━━ Text excerpt ━━

The Falcons are in Purgatory


I have made comments in these articles in the past about the suffering I endure as a Cowboys fan. While that suffering is genuine, there are a handful of fanbases who I do not envy. The Browns, of course, have been terrible almost my entire life. The Jets are definitely a long-suffering fanbase. But out of all of these, envy the fans of the Falcons the least. 

The pain of the Falcons’ fans is one of whiplash. Let’s go back in time to 2016. Matt Ryan, playing in Kyle Shanahan’s offense, led an MVP campaign. The Falcons’ offense lit up the league with one of its best rosters. They defeated the Packers in the NFC Championship Game and headed to Houston with the franchise’s first ever Super Bowl in mind.

Little did they know that they were merely the final chapter of Tom Brady’s revenge tour. 

Brady had missed the first four games of the season serving a suspension for “Deflategate.” This was a punishment that he, the Patriots and anyone who paid attention to the case, felt was a witch-hunt. He returned in week 5 and punished the NFL by eviscerating everyone in his path, until meeting the Falcons in the Super Bowl.

━━━

(Exercise requirements)
Answer from the Falcons article:
(a) Which team did the Falcons defeat in the NFC Championship Game?
(b) To which city did the Falcons head for the Super Bowl?
(c) How many games did Brady miss at the start of the season?
The data placed here comes from a separate source unrelated to the Falcons article.

━━ Dataset entries ━━

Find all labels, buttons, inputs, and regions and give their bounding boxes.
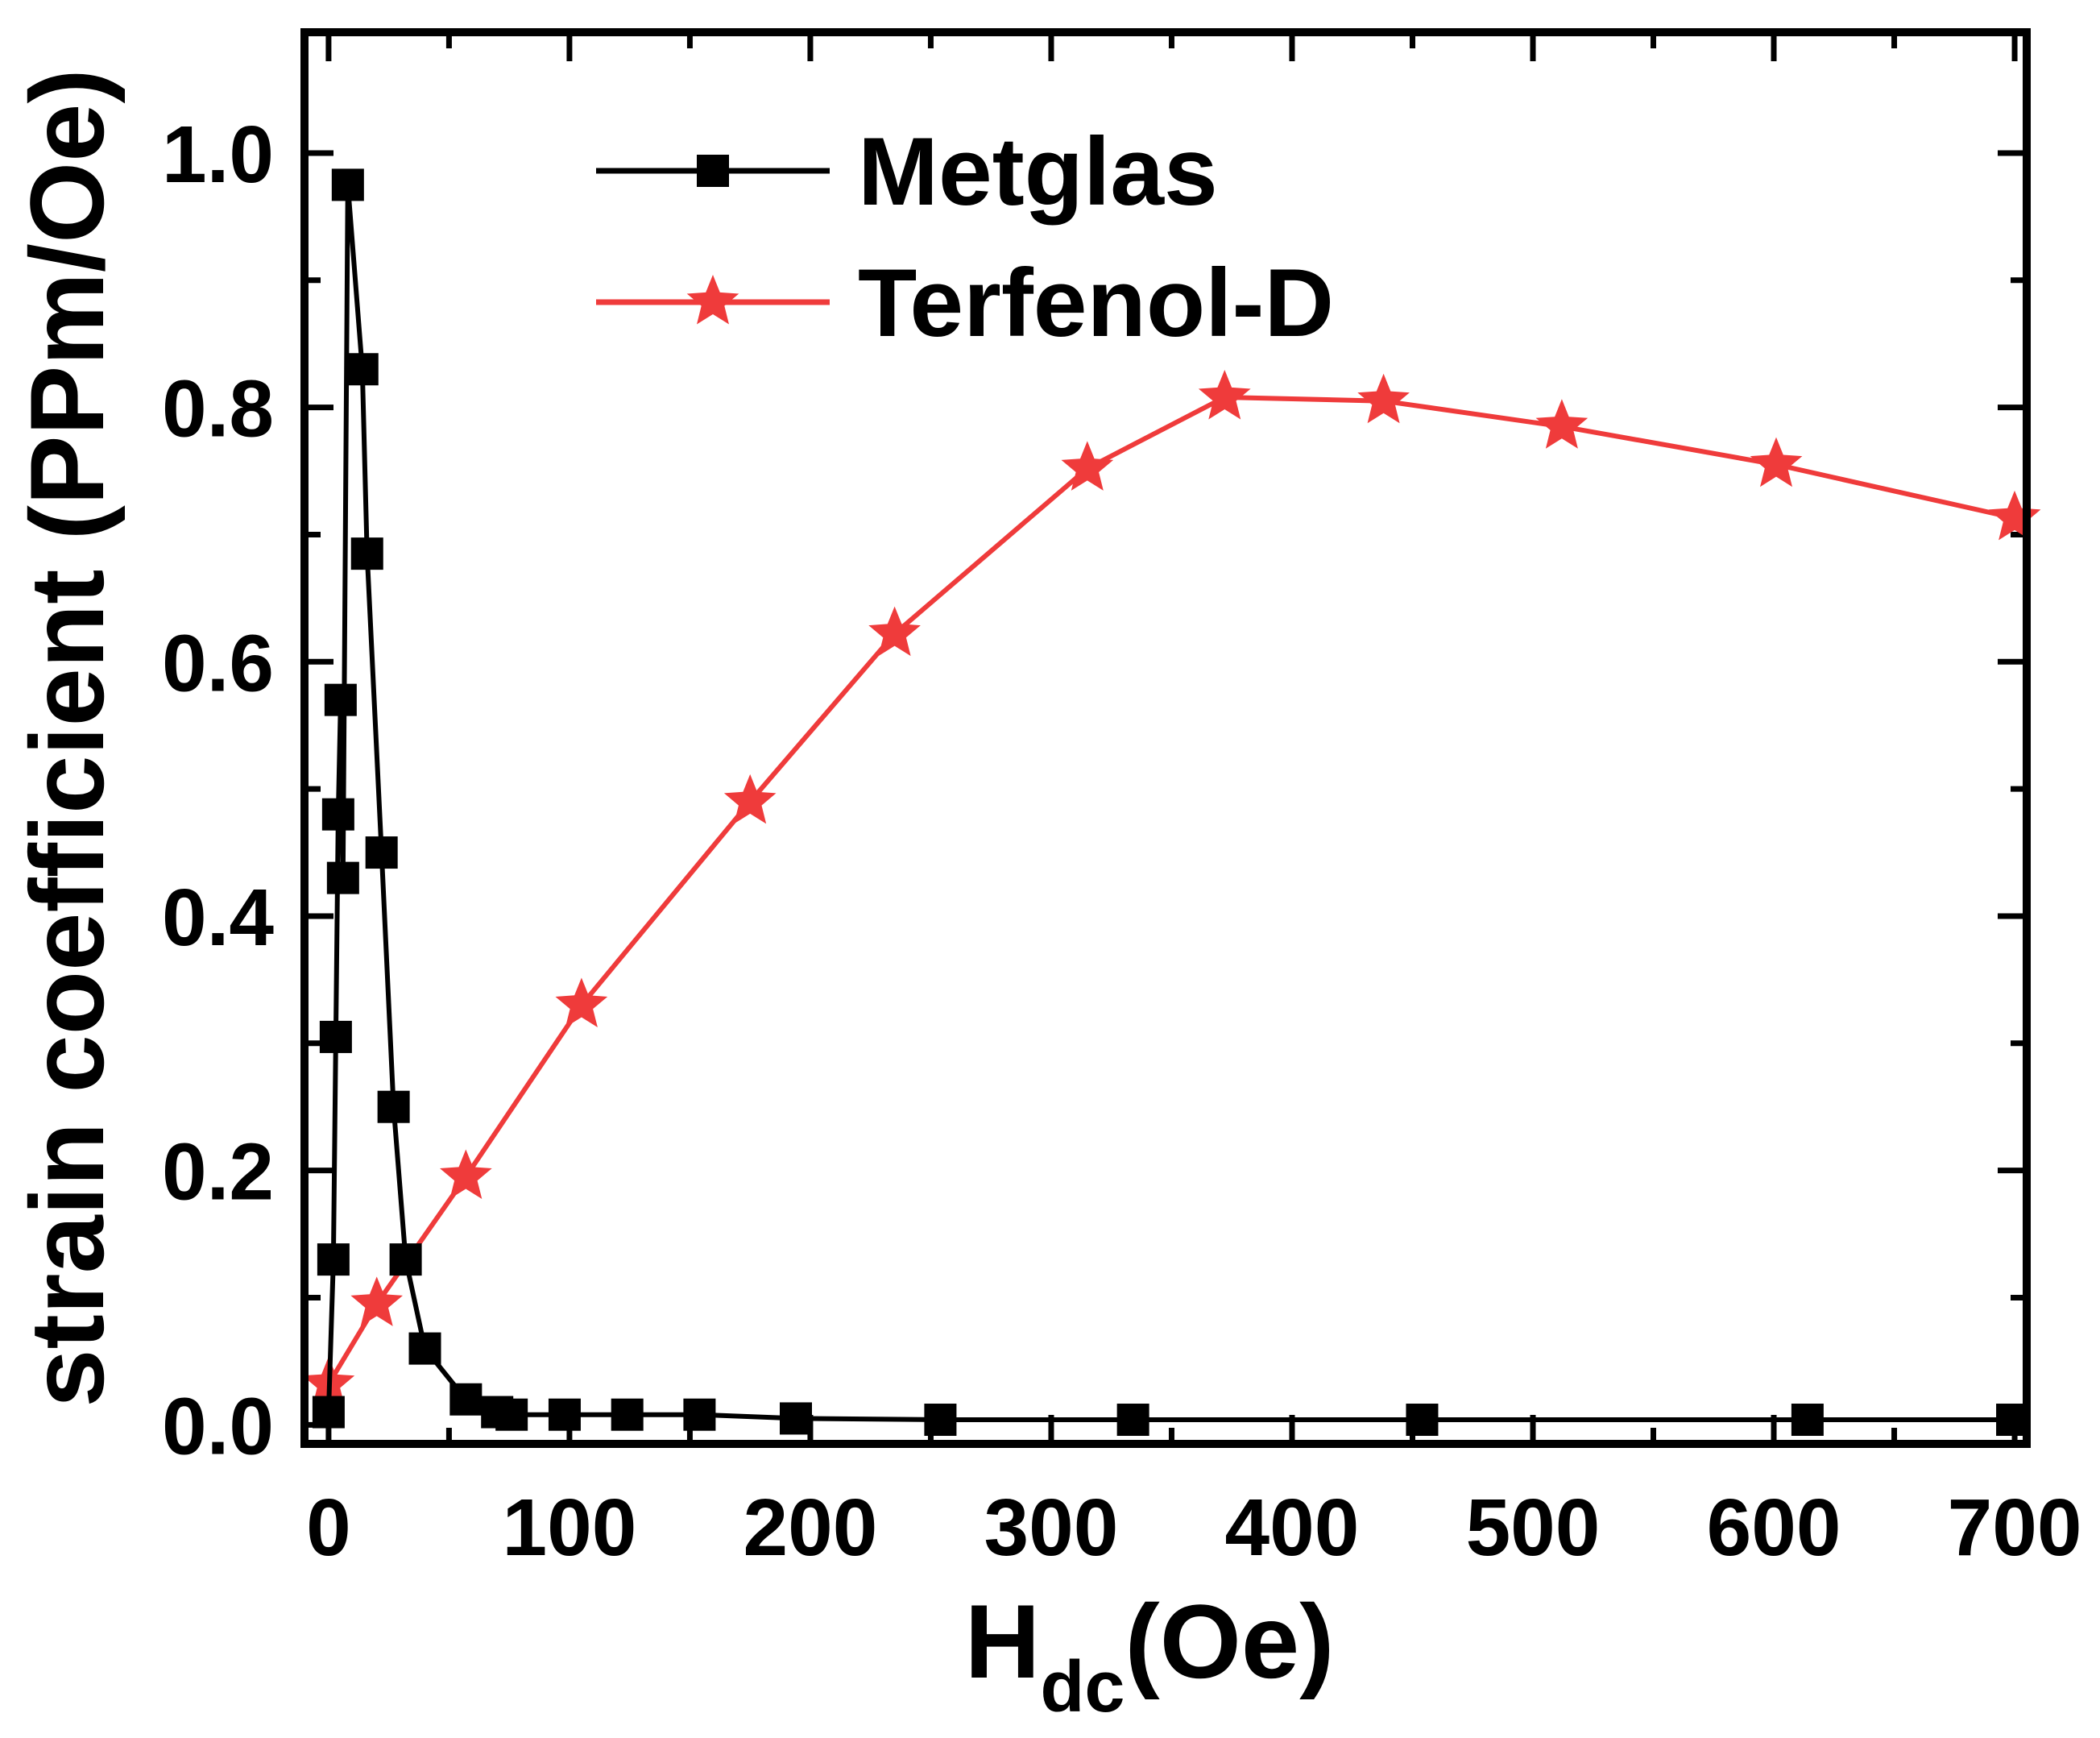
data-point xyxy=(312,1396,345,1429)
data-point xyxy=(365,836,398,869)
x-tick-label: 100 xyxy=(502,1483,636,1573)
x-tick-labels: 0 100 200 300 400 500 600 700 xyxy=(306,1483,2081,1573)
y-tick-label: 0.6 xyxy=(162,618,274,708)
x-tick-label: 600 xyxy=(1707,1483,1841,1573)
data-point xyxy=(1535,399,1588,449)
data-point xyxy=(350,1276,403,1326)
data-point xyxy=(1406,1404,1439,1437)
data-point xyxy=(319,1020,352,1053)
y-tick-label: 1.0 xyxy=(162,110,274,200)
data-point xyxy=(868,606,921,657)
data-point xyxy=(1750,437,1803,487)
plot-frame xyxy=(300,28,2031,1448)
data-point xyxy=(780,1402,813,1435)
data-point xyxy=(495,1398,528,1431)
data-point xyxy=(1791,1404,1824,1437)
data-point xyxy=(1116,1404,1149,1437)
data-point xyxy=(326,861,359,894)
legend: Metglas Terfenol-D xyxy=(596,118,1334,357)
data-point xyxy=(408,1332,441,1365)
x-tick-label: 500 xyxy=(1466,1483,1601,1573)
data-point xyxy=(449,1383,483,1416)
series-metglas xyxy=(312,168,2029,1437)
y-tick-label: 0.2 xyxy=(162,1127,274,1217)
axis-ticks xyxy=(304,32,2027,1444)
data-point xyxy=(1357,373,1410,424)
data-point xyxy=(683,1398,716,1431)
series-line xyxy=(326,395,2015,1386)
data-point xyxy=(1988,490,2041,541)
data-point xyxy=(321,798,354,831)
series-terfenol-d xyxy=(302,370,2041,1407)
x-tick-label: 700 xyxy=(1948,1483,2082,1573)
legend-marker xyxy=(686,275,739,325)
x-tick-label: 400 xyxy=(1225,1483,1360,1573)
legend-marker xyxy=(697,155,729,187)
data-point xyxy=(346,353,379,386)
data-point xyxy=(723,774,777,824)
data-point xyxy=(924,1404,957,1437)
data-point xyxy=(1061,441,1114,491)
series-layer xyxy=(302,168,2041,1437)
x-axis-title-sub: dc xyxy=(1040,1647,1125,1728)
data-point xyxy=(377,1090,410,1123)
y-axis-title: strain coefficient (PPm/Oe) xyxy=(8,68,126,1408)
x-tick-label: 200 xyxy=(743,1483,878,1573)
y-tick-label: 0.4 xyxy=(162,873,274,963)
data-point xyxy=(548,1398,581,1431)
data-point xyxy=(440,1149,492,1199)
legend-label: Metglas xyxy=(858,118,1218,226)
legend-label: Terfenol-D xyxy=(858,249,1334,357)
data-point xyxy=(350,537,383,570)
data-point xyxy=(611,1398,644,1431)
data-point xyxy=(555,977,608,1027)
x-tick-label: 300 xyxy=(984,1483,1119,1573)
y-tick-labels: 0.0 0.2 0.4 0.6 0.8 1.0 xyxy=(162,110,274,1471)
data-point xyxy=(389,1243,422,1276)
x-axis-title-unit: (Oe) xyxy=(1125,1582,1334,1700)
data-point xyxy=(331,168,364,201)
y-tick-label: 0.0 xyxy=(162,1381,274,1471)
x-tick-label: 0 xyxy=(306,1483,351,1573)
y-tick-label: 0.8 xyxy=(162,364,274,454)
x-axis-title-main: H xyxy=(965,1582,1041,1700)
data-point xyxy=(317,1243,350,1276)
data-point xyxy=(324,683,357,716)
data-point xyxy=(1198,370,1251,420)
series-line xyxy=(325,182,2013,1422)
x-axis-title: Hdc(Oe) xyxy=(965,1582,1335,1728)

━━━

(Exercise response)
(a) The Packers
(b) Houston
(c) Four